TASK BRIEF: Copy out each line containing "MUNICIPAL" from the entries below.

##### MATERIAL FOR THIS TASK #####

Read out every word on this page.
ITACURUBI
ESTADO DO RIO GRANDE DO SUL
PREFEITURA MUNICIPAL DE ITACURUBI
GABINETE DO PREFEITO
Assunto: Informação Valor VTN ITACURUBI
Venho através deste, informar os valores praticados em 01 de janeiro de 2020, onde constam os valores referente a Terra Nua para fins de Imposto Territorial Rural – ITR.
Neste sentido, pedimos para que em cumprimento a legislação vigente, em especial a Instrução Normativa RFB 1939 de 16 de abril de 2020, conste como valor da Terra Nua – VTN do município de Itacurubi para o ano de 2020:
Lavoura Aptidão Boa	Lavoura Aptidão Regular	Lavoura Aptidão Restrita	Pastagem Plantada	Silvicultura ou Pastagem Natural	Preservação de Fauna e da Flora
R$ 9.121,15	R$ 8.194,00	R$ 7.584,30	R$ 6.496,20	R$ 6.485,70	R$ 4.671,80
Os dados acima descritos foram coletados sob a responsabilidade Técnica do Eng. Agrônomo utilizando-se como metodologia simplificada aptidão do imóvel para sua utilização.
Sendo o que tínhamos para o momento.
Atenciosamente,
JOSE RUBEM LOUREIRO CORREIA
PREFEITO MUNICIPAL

#####

THE REPLY:
PREFEITURA MUNICIPAL DE ITACURUBI
PREFEITO MUNICIPAL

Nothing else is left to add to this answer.